■ **Exercise prompt**
Leave out the pictures and restate the rest of the data exactly.

■ **Data provided**
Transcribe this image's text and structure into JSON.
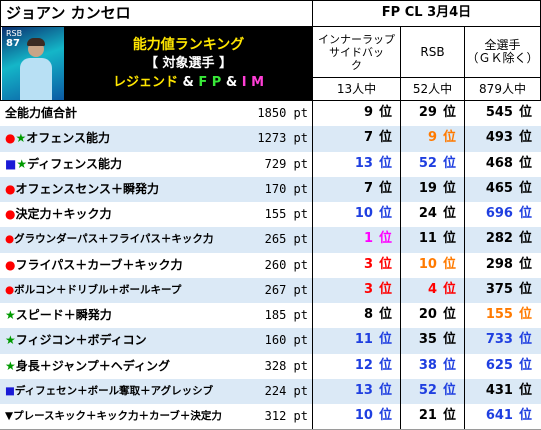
{
  "header": {
    "player_name": "ジョアン カンセロ",
    "date_label": "FP CL 3月4日",
    "card_position": "RSB",
    "card_rating": "87",
    "banner_line1": "能力値ランキング",
    "banner_line2": "【 対象選手 】",
    "banner_line3": {
      "legend": "レジェンド",
      "amp1": " & ",
      "fp": "F P",
      "amp2": " & ",
      "im": "I M"
    }
  },
  "columns": [
    {
      "header": "インナーラップサイドバック",
      "header_line1": "インナーラップ",
      "header_line2": "サイドバッ",
      "header_line3": "ク",
      "count": "13人中"
    },
    {
      "header": "RSB",
      "count": "52人中"
    },
    {
      "header_line1": "全選手",
      "header_line2": "（ＧＫ除く）",
      "count": "879人中"
    }
  ],
  "rank_unit": "位",
  "rows": [
    {
      "marker": "",
      "marker_color": "",
      "label": "全能力値合計",
      "points": "1850 pt",
      "ranks": [
        {
          "v": "9",
          "c": "black"
        },
        {
          "v": "29",
          "c": "black"
        },
        {
          "v": "545",
          "c": "black"
        }
      ]
    },
    {
      "marker": "●★",
      "marker_color": "red-green",
      "label": "オフェンス能力",
      "points": "1273 pt",
      "ranks": [
        {
          "v": "7",
          "c": "black"
        },
        {
          "v": "9",
          "c": "orange"
        },
        {
          "v": "493",
          "c": "black"
        }
      ]
    },
    {
      "marker": "■★",
      "marker_color": "blue-green",
      "label": "ディフェンス能力",
      "points": "729 pt",
      "ranks": [
        {
          "v": "13",
          "c": "blue"
        },
        {
          "v": "52",
          "c": "blue"
        },
        {
          "v": "468",
          "c": "black"
        }
      ]
    },
    {
      "marker": "●",
      "marker_color": "red",
      "label": "オフェンスセンス＋瞬発力",
      "points": "170 pt",
      "ranks": [
        {
          "v": "7",
          "c": "black"
        },
        {
          "v": "19",
          "c": "black"
        },
        {
          "v": "465",
          "c": "black"
        }
      ]
    },
    {
      "marker": "●",
      "marker_color": "red",
      "label": "決定力＋キック力",
      "points": "155 pt",
      "ranks": [
        {
          "v": "10",
          "c": "blue"
        },
        {
          "v": "24",
          "c": "black"
        },
        {
          "v": "696",
          "c": "blue"
        }
      ]
    },
    {
      "marker": "●",
      "marker_color": "red",
      "label": "グラウンダーパス＋フライパス＋キック力",
      "points": "265 pt",
      "ranks": [
        {
          "v": "1",
          "c": "magenta"
        },
        {
          "v": "11",
          "c": "black"
        },
        {
          "v": "282",
          "c": "black"
        }
      ]
    },
    {
      "marker": "●",
      "marker_color": "red",
      "label": "フライパス＋カーブ＋キック力",
      "points": "260 pt",
      "ranks": [
        {
          "v": "3",
          "c": "red"
        },
        {
          "v": "10",
          "c": "orange"
        },
        {
          "v": "298",
          "c": "black"
        }
      ]
    },
    {
      "marker": "●",
      "marker_color": "red",
      "label": "ボルコン＋ドリブル＋ボールキープ",
      "points": "267 pt",
      "ranks": [
        {
          "v": "3",
          "c": "red"
        },
        {
          "v": "4",
          "c": "red"
        },
        {
          "v": "375",
          "c": "black"
        }
      ]
    },
    {
      "marker": "★",
      "marker_color": "green",
      "label": "スピード＋瞬発力",
      "points": "185 pt",
      "ranks": [
        {
          "v": "8",
          "c": "black"
        },
        {
          "v": "20",
          "c": "black"
        },
        {
          "v": "155",
          "c": "orange"
        }
      ]
    },
    {
      "marker": "★",
      "marker_color": "green",
      "label": "フィジコン＋ボディコン",
      "points": "160 pt",
      "ranks": [
        {
          "v": "11",
          "c": "blue"
        },
        {
          "v": "35",
          "c": "black"
        },
        {
          "v": "733",
          "c": "blue"
        }
      ]
    },
    {
      "marker": "★",
      "marker_color": "green",
      "label": "身長＋ジャンプ＋ヘディング",
      "points": "328 pt",
      "ranks": [
        {
          "v": "12",
          "c": "blue"
        },
        {
          "v": "38",
          "c": "blue"
        },
        {
          "v": "625",
          "c": "blue"
        }
      ]
    },
    {
      "marker": "■",
      "marker_color": "blue",
      "label": "ディフェセン＋ボール奪取＋アグレッシブ",
      "points": "224 pt",
      "ranks": [
        {
          "v": "13",
          "c": "blue"
        },
        {
          "v": "52",
          "c": "blue"
        },
        {
          "v": "431",
          "c": "black"
        }
      ]
    },
    {
      "marker": "▼",
      "marker_color": "black",
      "label": "プレースキック＋キック力＋カーブ＋決定力",
      "points": "312 pt",
      "ranks": [
        {
          "v": "10",
          "c": "blue"
        },
        {
          "v": "21",
          "c": "black"
        },
        {
          "v": "641",
          "c": "blue"
        }
      ]
    }
  ]
}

■ **Written response**
Transcribe this image's text and structure into JSON.
{
  "header": {
    "player_name": "ジョアン カンセロ",
    "date_label": "FP CL 3月4日",
    "card_position": "RSB",
    "card_rating": "87",
    "banner_line1": "能力値ランキング",
    "banner_line2": "【 対象選手 】",
    "banner_line3": {
      "legend": "レジェンド",
      "amp1": " & ",
      "fp": "F P",
      "amp2": " & ",
      "im": "I M"
    }
  },
  "columns": [
    {
      "header": "インナーラップサイドバック",
      "header_line1": "インナーラップ",
      "header_line2": "サイドバッ",
      "header_line3": "ク",
      "count": "13人中"
    },
    {
      "header": "RSB",
      "count": "52人中"
    },
    {
      "header_line1": "全選手",
      "header_line2": "（ＧＫ除く）",
      "count": "879人中"
    }
  ],
  "rank_unit": "位",
  "rows": [
    {
      "marker": "",
      "marker_color": "",
      "label": "全能力値合計",
      "points": "1850 pt",
      "ranks": [
        {
          "v": "9",
          "c": "black"
        },
        {
          "v": "29",
          "c": "black"
        },
        {
          "v": "545",
          "c": "black"
        }
      ]
    },
    {
      "marker": "●★",
      "marker_color": "red-green",
      "label": "オフェンス能力",
      "points": "1273 pt",
      "ranks": [
        {
          "v": "7",
          "c": "black"
        },
        {
          "v": "9",
          "c": "orange"
        },
        {
          "v": "493",
          "c": "black"
        }
      ]
    },
    {
      "marker": "■★",
      "marker_color": "blue-green",
      "label": "ディフェンス能力",
      "points": "729 pt",
      "ranks": [
        {
          "v": "13",
          "c": "blue"
        },
        {
          "v": "52",
          "c": "blue"
        },
        {
          "v": "468",
          "c": "black"
        }
      ]
    },
    {
      "marker": "●",
      "marker_color": "red",
      "label": "オフェンスセンス＋瞬発力",
      "points": "170 pt",
      "ranks": [
        {
          "v": "7",
          "c": "black"
        },
        {
          "v": "19",
          "c": "black"
        },
        {
          "v": "465",
          "c": "black"
        }
      ]
    },
    {
      "marker": "●",
      "marker_color": "red",
      "label": "決定力＋キック力",
      "points": "155 pt",
      "ranks": [
        {
          "v": "10",
          "c": "blue"
        },
        {
          "v": "24",
          "c": "black"
        },
        {
          "v": "696",
          "c": "blue"
        }
      ]
    },
    {
      "marker": "●",
      "marker_color": "red",
      "label": "グラウンダーパス＋フライパス＋キック力",
      "points": "265 pt",
      "ranks": [
        {
          "v": "1",
          "c": "magenta"
        },
        {
          "v": "11",
          "c": "black"
        },
        {
          "v": "282",
          "c": "black"
        }
      ]
    },
    {
      "marker": "●",
      "marker_color": "red",
      "label": "フライパス＋カーブ＋キック力",
      "points": "260 pt",
      "ranks": [
        {
          "v": "3",
          "c": "red"
        },
        {
          "v": "10",
          "c": "orange"
        },
        {
          "v": "298",
          "c": "black"
        }
      ]
    },
    {
      "marker": "●",
      "marker_color": "red",
      "label": "ボルコン＋ドリブル＋ボールキープ",
      "points": "267 pt",
      "ranks": [
        {
          "v": "3",
          "c": "red"
        },
        {
          "v": "4",
          "c": "red"
        },
        {
          "v": "375",
          "c": "black"
        }
      ]
    },
    {
      "marker": "★",
      "marker_color": "green",
      "label": "スピード＋瞬発力",
      "points": "185 pt",
      "ranks": [
        {
          "v": "8",
          "c": "black"
        },
        {
          "v": "20",
          "c": "black"
        },
        {
          "v": "155",
          "c": "orange"
        }
      ]
    },
    {
      "marker": "★",
      "marker_color": "green",
      "label": "フィジコン＋ボディコン",
      "points": "160 pt",
      "ranks": [
        {
          "v": "11",
          "c": "blue"
        },
        {
          "v": "35",
          "c": "black"
        },
        {
          "v": "733",
          "c": "blue"
        }
      ]
    },
    {
      "marker": "★",
      "marker_color": "green",
      "label": "身長＋ジャンプ＋ヘディング",
      "points": "328 pt",
      "ranks": [
        {
          "v": "12",
          "c": "blue"
        },
        {
          "v": "38",
          "c": "blue"
        },
        {
          "v": "625",
          "c": "blue"
        }
      ]
    },
    {
      "marker": "■",
      "marker_color": "blue",
      "label": "ディフェセン＋ボール奪取＋アグレッシブ",
      "points": "224 pt",
      "ranks": [
        {
          "v": "13",
          "c": "blue"
        },
        {
          "v": "52",
          "c": "blue"
        },
        {
          "v": "431",
          "c": "black"
        }
      ]
    },
    {
      "marker": "▼",
      "marker_color": "black",
      "label": "プレースキック＋キック力＋カーブ＋決定力",
      "points": "312 pt",
      "ranks": [
        {
          "v": "10",
          "c": "blue"
        },
        {
          "v": "21",
          "c": "black"
        },
        {
          "v": "641",
          "c": "blue"
        }
      ]
    }
  ]
}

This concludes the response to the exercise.